§ **Problem description**:
All of the records listed below should be retyped exactly.

_ _ _ _ _ _ _

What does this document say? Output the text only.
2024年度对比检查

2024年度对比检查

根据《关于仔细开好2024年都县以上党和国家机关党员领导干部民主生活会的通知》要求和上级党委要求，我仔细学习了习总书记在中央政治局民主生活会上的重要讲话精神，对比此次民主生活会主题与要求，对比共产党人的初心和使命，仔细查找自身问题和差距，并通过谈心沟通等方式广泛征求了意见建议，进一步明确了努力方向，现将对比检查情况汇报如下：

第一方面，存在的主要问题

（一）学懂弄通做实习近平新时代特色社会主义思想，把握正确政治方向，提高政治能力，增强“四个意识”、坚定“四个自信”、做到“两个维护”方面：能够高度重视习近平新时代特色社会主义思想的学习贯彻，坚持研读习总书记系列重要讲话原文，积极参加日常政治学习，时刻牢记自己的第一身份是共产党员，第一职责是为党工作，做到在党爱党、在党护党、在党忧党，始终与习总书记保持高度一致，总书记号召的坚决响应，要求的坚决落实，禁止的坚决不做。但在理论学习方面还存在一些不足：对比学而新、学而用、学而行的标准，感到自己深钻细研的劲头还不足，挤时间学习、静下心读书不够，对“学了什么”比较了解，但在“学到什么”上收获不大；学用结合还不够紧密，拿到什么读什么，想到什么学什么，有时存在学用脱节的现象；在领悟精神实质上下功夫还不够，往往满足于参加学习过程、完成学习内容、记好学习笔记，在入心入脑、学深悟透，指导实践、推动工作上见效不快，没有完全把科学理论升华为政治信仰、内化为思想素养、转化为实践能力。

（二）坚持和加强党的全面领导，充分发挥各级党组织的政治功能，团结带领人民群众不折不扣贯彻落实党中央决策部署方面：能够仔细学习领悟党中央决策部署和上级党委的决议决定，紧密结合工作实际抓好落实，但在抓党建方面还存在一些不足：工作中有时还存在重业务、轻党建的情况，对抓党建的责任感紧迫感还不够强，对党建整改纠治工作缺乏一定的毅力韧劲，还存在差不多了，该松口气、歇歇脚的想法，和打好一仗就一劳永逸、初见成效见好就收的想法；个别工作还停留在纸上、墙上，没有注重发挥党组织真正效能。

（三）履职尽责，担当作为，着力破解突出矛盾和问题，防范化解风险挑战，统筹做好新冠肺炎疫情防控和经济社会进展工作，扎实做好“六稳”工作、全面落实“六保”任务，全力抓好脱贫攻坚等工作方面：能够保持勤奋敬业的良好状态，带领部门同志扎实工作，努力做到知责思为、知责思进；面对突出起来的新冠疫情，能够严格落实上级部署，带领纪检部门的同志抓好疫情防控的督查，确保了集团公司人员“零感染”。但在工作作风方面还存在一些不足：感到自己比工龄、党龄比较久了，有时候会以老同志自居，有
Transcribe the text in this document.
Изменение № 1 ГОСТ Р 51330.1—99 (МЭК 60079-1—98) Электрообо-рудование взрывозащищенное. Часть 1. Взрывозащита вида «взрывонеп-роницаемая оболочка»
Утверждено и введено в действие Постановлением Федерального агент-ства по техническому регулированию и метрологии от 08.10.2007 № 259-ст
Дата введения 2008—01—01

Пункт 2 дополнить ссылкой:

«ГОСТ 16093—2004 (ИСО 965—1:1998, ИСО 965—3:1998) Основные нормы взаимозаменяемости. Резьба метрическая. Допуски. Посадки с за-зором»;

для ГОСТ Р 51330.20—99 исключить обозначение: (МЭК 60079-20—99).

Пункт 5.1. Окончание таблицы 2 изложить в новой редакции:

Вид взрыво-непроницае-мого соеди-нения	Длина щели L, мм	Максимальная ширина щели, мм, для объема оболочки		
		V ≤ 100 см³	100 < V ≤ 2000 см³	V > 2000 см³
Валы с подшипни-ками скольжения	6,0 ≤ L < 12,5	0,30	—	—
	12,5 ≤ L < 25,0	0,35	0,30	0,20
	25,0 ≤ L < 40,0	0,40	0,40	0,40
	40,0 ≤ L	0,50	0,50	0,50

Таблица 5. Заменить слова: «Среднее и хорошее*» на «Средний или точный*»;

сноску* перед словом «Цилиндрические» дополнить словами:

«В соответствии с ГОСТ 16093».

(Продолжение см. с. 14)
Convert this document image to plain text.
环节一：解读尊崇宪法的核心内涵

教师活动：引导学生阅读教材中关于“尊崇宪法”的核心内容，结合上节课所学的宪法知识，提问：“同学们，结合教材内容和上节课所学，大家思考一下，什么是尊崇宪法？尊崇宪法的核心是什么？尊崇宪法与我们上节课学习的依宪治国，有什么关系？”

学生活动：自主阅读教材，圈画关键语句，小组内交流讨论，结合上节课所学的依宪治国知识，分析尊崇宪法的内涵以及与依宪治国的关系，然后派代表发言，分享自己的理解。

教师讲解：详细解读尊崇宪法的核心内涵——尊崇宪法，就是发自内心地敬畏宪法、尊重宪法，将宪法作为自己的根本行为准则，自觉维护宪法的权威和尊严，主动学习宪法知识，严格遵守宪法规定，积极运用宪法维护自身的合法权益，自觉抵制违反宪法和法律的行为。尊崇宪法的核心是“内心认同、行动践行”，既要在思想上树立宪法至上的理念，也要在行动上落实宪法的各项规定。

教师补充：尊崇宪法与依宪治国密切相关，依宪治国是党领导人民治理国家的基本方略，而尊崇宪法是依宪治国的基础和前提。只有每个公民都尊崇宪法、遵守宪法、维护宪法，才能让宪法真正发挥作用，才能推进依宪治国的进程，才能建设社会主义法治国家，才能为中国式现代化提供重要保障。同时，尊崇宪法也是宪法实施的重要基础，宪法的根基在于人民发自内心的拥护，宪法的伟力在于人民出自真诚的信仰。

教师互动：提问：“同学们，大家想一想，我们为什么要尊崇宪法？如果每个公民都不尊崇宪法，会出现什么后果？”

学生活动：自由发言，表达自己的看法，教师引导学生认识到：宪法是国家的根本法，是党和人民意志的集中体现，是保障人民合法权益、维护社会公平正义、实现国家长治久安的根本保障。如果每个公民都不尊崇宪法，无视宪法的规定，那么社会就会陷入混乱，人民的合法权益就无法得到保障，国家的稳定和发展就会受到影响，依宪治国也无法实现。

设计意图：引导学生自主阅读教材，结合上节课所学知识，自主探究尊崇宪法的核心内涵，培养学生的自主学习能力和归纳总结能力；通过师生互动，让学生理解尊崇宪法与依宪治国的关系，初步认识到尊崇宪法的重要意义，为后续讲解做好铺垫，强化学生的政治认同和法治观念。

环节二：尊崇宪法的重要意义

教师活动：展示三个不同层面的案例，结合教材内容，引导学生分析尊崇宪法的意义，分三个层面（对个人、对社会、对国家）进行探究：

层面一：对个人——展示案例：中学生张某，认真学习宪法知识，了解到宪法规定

_ _ _ _ _ _ _

§ **Output of the task**:
What does this document say? Output the text only.
2024年度对比检查

2024年度对比检查

根据《关于仔细开好2024年都县以上党和国家机关党员领导干部民主生活会的通知》要求和上级党委要求，我仔细学习了习总书记在中央政治局民主生活会上的重要讲话精神，对比此次民主生活会主题与要求，对比共产党人的初心和使命，仔细查找自身问题和差距，并通过谈心沟通等方式广泛征求了意见建议，进一步明确了努力方向，现将对比检查情况汇报如下：

第一方面，存在的主要问题

（一）学懂弄通做实习近平新时代特色社会主义思想，把握正确政治方向，提高政治能力，增强“四个意识”、坚定“四个自信”、做到“两个维护”方面：能够高度重视习近平新时代特色社会主义思想的学习贯彻，坚持研读习总书记系列重要讲话原文，积极参加日常政治学习，时刻牢记自己的第一身份是共产党员，第一职责是为党工作，做到在党爱党、在党护党、在党忧党，始终与习总书记保持高度一致，总书记号召的坚决响应，要求的坚决落实，禁止的坚决不做。但在理论学习方面还存在一些不足：对比学而新、学而用、学而行的标准，感到自己深钻细研的劲头还不足，挤时间学习、静下心读书不够，对“学了什么”比较了解，但在“学到什么”上收获不大；学用结合还不够紧密，拿到什么读什么，想到什么学什么，有时存在学用脱节的现象；在领悟精神实质上下功夫还不够，往往满足于参加学习过程、完成学习内容、记好学习笔记，在入心入脑、学深悟透，指导实践、推动工作上见效不快，没有完全把科学理论升华为政治信仰、内化为思想素养、转化为实践能力。

（二）坚持和加强党的全面领导，充分发挥各级党组织的政治功能，团结带领人民群众不折不扣贯彻落实党中央决策部署方面：能够仔细学习领悟党中央决策部署和上级党委的决议决定，紧密结合工作实际抓好落实，但在抓党建方面还存在一些不足：工作中有时还存在重业务、轻党建的情况，对抓党建的责任感紧迫感还不够强，对党建整改纠治工作缺乏一定的毅力韧劲，还存在差不多了，该松口气、歇歇脚的想法，和打好一仗就一劳永逸、初见成效见好就收的想法；个别工作还停留在纸上、墙上，没有注重发挥党组织真正效能。

（三）履职尽责，担当作为，着力破解突出矛盾和问题，防范化解风险挑战，统筹做好新冠肺炎疫情防控和经济社会进展工作，扎实做好“六稳”工作、全面落实“六保”任务，全力抓好脱贫攻坚等工作方面：能够保持勤奋敬业的良好状态，带领部门同志扎实工作，努力做到知责思为、知责思进；面对突出起来的新冠疫情，能够严格落实上级部署，带领纪检部门的同志抓好疫情防控的督查，确保了集团公司人员“零感染”。但在工作作风方面还存在一些不足：感到自己比工龄、党龄比较久了，有时候会以老同志自居，有
Transcribe the text in this document.
Изменение № 1 ГОСТ Р 51330.1—99 (МЭК 60079-1—98) Электрообо-рудование взрывозащищенное. Часть 1. Взрывозащита вида «взрывонеп-роницаемая оболочка»
Утверждено и введено в действие Постановлением Федерального агент-ства по техническому регулированию и метрологии от 08.10.2007 № 259-ст
Дата введения 2008—01—01

Пункт 2 дополнить ссылкой:

«ГОСТ 16093—2004 (ИСО 965—1:1998, ИСО 965—3:1998) Основные нормы взаимозаменяемости. Резьба метрическая. Допуски. Посадки с за-зором»;

для ГОСТ Р 51330.20—99 исключить обозначение: (МЭК 60079-20—99).

Пункт 5.1. Окончание таблицы 2 изложить в новой редакции:

Вид взрыво-непроницае-мого соеди-нения	Длина щели L, мм	Максимальная ширина щели, мм, для объема оболочки		
		V ≤ 100 см³	100 < V ≤ 2000 см³	V > 2000 см³
Валы с подшипни-ками скольжения	6,0 ≤ L < 12,5	0,30	—	—
	12,5 ≤ L < 25,0	0,35	0,30	0,20
	25,0 ≤ L < 40,0	0,40	0,40	0,40
	40,0 ≤ L	0,50	0,50	0,50

Таблица 5. Заменить слова: «Среднее и хорошее*» на «Средний или точный*»;

сноску* перед словом «Цилиндрические» дополнить словами:

«В соответствии с ГОСТ 16093».

(Продолжение см. с. 14)
Convert this document image to plain text.
环节一：解读尊崇宪法的核心内涵

教师活动：引导学生阅读教材中关于“尊崇宪法”的核心内容，结合上节课所学的宪法知识，提问：“同学们，结合教材内容和上节课所学，大家思考一下，什么是尊崇宪法？尊崇宪法的核心是什么？尊崇宪法与我们上节课学习的依宪治国，有什么关系？”

学生活动：自主阅读教材，圈画关键语句，小组内交流讨论，结合上节课所学的依宪治国知识，分析尊崇宪法的内涵以及与依宪治国的关系，然后派代表发言，分享自己的理解。

教师讲解：详细解读尊崇宪法的核心内涵——尊崇宪法，就是发自内心地敬畏宪法、尊重宪法，将宪法作为自己的根本行为准则，自觉维护宪法的权威和尊严，主动学习宪法知识，严格遵守宪法规定，积极运用宪法维护自身的合法权益，自觉抵制违反宪法和法律的行为。尊崇宪法的核心是“内心认同、行动践行”，既要在思想上树立宪法至上的理念，也要在行动上落实宪法的各项规定。

教师补充：尊崇宪法与依宪治国密切相关，依宪治国是党领导人民治理国家的基本方略，而尊崇宪法是依宪治国的基础和前提。只有每个公民都尊崇宪法、遵守宪法、维护宪法，才能让宪法真正发挥作用，才能推进依宪治国的进程，才能建设社会主义法治国家，才能为中国式现代化提供重要保障。同时，尊崇宪法也是宪法实施的重要基础，宪法的根基在于人民发自内心的拥护，宪法的伟力在于人民出自真诚的信仰。

教师互动：提问：“同学们，大家想一想，我们为什么要尊崇宪法？如果每个公民都不尊崇宪法，会出现什么后果？”

学生活动：自由发言，表达自己的看法，教师引导学生认识到：宪法是国家的根本法，是党和人民意志的集中体现，是保障人民合法权益、维护社会公平正义、实现国家长治久安的根本保障。如果每个公民都不尊崇宪法，无视宪法的规定，那么社会就会陷入混乱，人民的合法权益就无法得到保障，国家的稳定和发展就会受到影响，依宪治国也无法实现。

设计意图：引导学生自主阅读教材，结合上节课所学知识，自主探究尊崇宪法的核心内涵，培养学生的自主学习能力和归纳总结能力；通过师生互动，让学生理解尊崇宪法与依宪治国的关系，初步认识到尊崇宪法的重要意义，为后续讲解做好铺垫，强化学生的政治认同和法治观念。

环节二：尊崇宪法的重要意义

教师活动：展示三个不同层面的案例，结合教材内容，引导学生分析尊崇宪法的意义，分三个层面（对个人、对社会、对国家）进行探究：

层面一：对个人——展示案例：中学生张某，认真学习宪法知识，了解到宪法规定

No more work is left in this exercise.